● EXERCISE REQUIREMENTS
Extract, from the records beneath this instruction, each line that contains the word "grid".
---- THE DATA
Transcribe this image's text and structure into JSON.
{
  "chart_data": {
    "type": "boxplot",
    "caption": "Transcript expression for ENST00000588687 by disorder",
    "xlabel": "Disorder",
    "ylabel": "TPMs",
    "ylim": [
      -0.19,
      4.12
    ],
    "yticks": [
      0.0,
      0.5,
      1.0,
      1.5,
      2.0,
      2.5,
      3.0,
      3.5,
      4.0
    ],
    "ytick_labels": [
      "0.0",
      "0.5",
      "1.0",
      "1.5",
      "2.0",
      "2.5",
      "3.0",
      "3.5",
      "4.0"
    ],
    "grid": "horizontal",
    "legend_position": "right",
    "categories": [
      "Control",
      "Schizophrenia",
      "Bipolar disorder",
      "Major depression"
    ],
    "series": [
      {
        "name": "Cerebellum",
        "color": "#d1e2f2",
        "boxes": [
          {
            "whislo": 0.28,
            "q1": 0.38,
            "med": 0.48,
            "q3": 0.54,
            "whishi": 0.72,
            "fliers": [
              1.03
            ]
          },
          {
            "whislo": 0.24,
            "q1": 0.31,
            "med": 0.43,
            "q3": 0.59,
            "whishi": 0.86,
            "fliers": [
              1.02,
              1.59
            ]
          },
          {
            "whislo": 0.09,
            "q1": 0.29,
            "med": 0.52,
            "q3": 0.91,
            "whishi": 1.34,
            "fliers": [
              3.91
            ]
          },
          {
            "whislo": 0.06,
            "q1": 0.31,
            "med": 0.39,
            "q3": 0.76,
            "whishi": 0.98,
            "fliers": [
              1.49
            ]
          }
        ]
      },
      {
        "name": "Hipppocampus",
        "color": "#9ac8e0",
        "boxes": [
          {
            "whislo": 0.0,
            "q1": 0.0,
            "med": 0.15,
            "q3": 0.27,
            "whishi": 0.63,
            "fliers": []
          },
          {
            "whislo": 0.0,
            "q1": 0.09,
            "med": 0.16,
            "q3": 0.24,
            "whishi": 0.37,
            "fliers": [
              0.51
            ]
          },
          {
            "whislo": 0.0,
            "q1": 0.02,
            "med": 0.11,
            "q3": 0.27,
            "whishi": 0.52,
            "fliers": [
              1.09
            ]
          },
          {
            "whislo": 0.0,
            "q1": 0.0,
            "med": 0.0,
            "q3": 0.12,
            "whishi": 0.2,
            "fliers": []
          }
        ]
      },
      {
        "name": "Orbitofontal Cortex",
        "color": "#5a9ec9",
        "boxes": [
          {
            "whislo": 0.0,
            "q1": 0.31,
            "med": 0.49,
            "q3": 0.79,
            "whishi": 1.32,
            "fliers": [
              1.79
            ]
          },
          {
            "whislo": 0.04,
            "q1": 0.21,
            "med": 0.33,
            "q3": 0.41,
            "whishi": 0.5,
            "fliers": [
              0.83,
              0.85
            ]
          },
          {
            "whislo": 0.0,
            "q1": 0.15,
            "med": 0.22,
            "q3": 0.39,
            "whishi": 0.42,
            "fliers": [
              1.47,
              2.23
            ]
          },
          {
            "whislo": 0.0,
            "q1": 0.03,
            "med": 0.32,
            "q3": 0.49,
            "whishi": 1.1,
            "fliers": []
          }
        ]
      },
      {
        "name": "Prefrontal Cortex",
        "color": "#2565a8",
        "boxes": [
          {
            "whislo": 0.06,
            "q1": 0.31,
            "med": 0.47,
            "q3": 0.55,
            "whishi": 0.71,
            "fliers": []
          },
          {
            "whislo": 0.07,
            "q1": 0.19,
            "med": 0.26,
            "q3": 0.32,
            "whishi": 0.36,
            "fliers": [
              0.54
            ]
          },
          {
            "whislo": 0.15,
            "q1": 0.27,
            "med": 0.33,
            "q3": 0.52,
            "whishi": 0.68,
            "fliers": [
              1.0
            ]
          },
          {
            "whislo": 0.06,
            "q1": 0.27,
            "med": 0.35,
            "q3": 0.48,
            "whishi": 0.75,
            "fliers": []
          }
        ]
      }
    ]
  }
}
--------
---- THE DATA
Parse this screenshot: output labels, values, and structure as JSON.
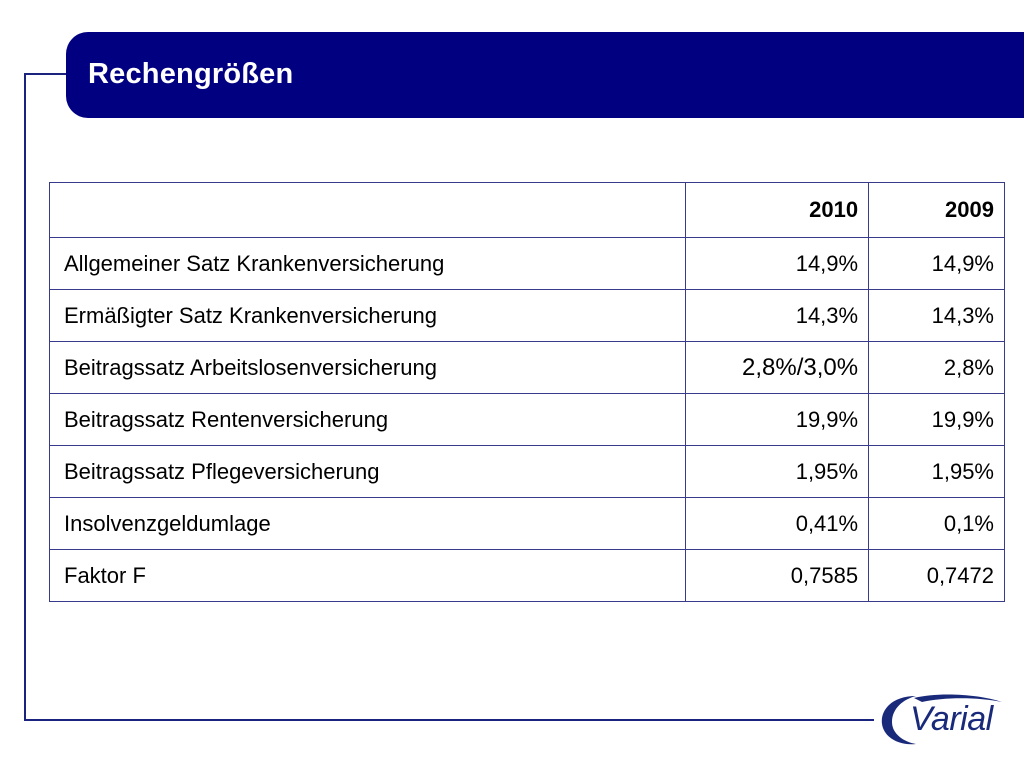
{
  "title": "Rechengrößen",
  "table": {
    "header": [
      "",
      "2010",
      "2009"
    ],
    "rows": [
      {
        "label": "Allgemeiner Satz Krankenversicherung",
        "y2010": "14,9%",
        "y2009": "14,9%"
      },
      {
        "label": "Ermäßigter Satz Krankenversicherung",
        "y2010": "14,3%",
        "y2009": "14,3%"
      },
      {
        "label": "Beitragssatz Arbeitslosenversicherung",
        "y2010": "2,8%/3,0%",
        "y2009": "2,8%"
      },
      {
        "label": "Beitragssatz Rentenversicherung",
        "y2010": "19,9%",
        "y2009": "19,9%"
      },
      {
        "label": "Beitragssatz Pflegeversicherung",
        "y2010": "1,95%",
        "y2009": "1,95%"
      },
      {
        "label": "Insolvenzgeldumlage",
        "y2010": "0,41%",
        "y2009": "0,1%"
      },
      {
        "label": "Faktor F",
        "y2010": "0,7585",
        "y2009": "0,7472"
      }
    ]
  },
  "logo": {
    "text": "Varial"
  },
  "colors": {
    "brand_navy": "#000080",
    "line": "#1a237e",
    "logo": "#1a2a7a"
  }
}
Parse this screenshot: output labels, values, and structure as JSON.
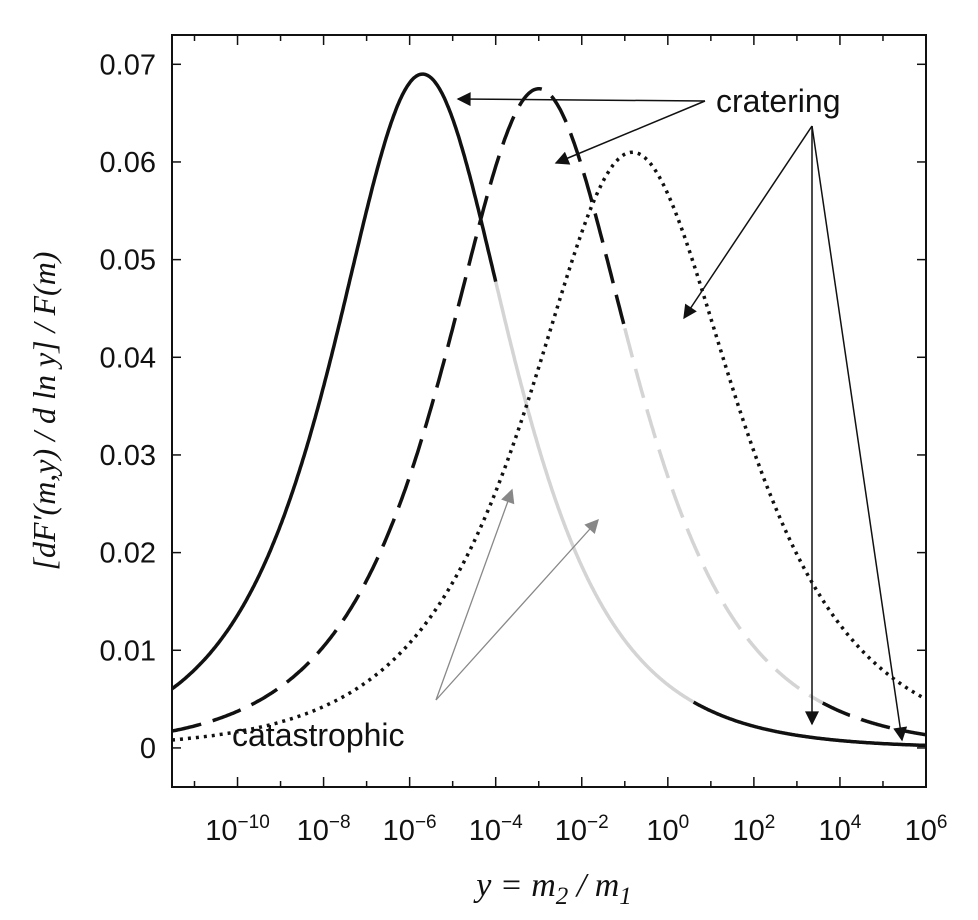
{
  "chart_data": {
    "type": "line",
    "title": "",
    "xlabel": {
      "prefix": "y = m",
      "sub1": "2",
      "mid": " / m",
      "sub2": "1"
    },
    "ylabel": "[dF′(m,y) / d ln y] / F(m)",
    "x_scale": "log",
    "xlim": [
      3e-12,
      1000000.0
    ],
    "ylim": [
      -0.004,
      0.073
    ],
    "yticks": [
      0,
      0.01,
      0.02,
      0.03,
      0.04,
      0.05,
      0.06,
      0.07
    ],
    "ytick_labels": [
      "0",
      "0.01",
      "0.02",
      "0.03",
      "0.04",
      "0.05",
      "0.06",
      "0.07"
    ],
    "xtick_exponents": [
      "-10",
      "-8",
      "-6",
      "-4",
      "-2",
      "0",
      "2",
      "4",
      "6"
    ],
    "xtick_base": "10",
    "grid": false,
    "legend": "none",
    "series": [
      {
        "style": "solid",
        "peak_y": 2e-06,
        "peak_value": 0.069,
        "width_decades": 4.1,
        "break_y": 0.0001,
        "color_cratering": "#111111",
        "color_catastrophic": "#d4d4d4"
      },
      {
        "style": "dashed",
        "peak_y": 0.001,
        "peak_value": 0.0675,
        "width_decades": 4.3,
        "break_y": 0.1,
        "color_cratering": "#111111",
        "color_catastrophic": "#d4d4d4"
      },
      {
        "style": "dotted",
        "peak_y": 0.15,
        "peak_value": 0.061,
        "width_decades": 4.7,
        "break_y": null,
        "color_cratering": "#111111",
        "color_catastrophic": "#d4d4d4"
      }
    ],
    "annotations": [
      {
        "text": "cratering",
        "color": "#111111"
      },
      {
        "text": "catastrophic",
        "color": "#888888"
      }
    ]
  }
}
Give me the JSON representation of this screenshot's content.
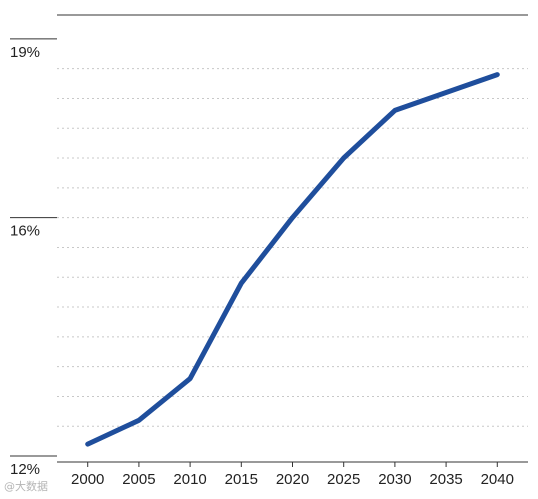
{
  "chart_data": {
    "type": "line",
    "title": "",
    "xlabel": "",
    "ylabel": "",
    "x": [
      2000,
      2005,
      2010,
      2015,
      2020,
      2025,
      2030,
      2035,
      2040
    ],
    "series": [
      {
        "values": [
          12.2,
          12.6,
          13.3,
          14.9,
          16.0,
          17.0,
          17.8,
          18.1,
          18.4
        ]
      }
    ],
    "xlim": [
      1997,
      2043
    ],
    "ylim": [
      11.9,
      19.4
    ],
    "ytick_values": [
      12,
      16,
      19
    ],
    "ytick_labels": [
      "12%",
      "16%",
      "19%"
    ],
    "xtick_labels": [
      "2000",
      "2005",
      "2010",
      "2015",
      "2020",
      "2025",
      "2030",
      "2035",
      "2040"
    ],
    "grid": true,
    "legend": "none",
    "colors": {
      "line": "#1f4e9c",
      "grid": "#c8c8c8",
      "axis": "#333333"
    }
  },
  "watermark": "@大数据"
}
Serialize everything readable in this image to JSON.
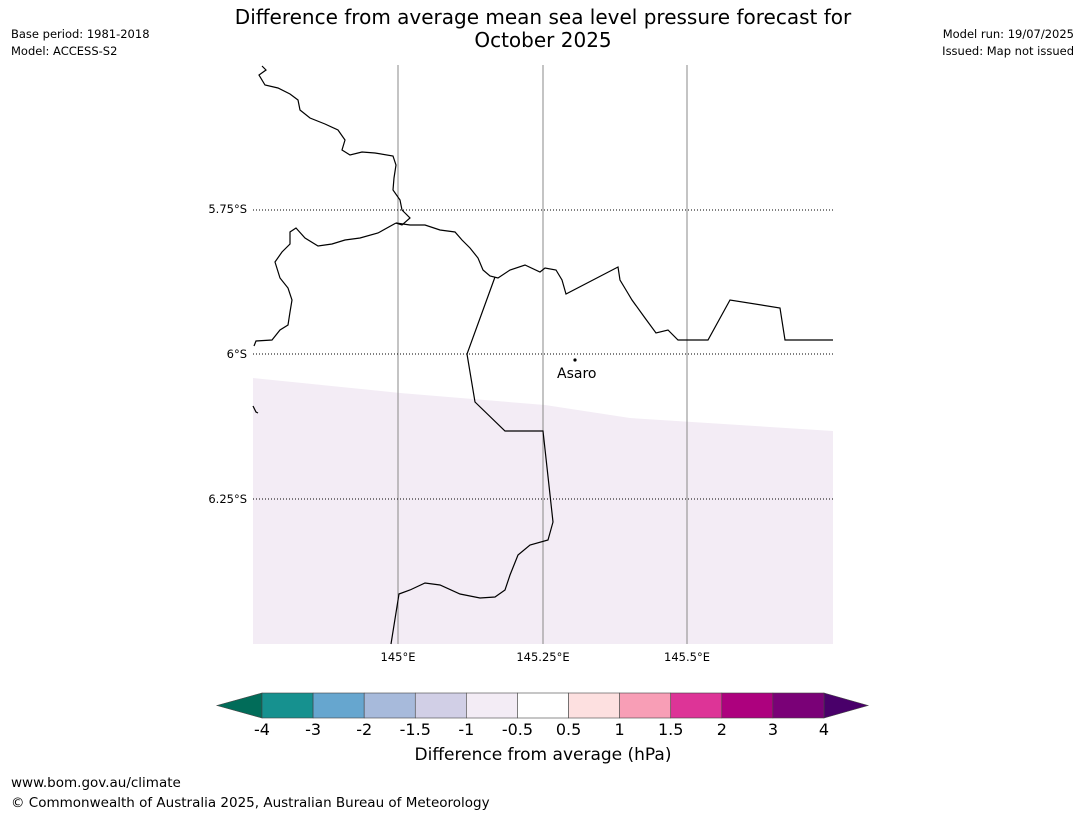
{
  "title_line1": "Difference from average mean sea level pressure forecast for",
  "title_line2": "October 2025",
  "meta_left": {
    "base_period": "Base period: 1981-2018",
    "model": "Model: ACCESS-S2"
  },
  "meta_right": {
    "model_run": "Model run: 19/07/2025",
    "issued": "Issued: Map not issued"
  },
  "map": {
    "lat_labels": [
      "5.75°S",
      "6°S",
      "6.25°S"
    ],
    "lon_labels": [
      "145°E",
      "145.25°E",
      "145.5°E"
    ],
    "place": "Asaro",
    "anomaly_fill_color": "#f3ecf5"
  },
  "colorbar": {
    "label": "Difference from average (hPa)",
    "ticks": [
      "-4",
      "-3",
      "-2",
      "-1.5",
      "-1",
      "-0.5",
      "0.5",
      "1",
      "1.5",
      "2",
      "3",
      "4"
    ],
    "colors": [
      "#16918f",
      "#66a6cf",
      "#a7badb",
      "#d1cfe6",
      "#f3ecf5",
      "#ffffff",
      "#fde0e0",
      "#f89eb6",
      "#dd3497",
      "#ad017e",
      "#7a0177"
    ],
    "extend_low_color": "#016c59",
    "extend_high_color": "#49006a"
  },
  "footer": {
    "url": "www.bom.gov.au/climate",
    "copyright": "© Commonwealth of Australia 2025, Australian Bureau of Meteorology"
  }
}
--------
● TASK RESPONSE
    "grid": "horizontal",
    "grid": false,
    "grid": true,
      "grid": "#c8c8c8",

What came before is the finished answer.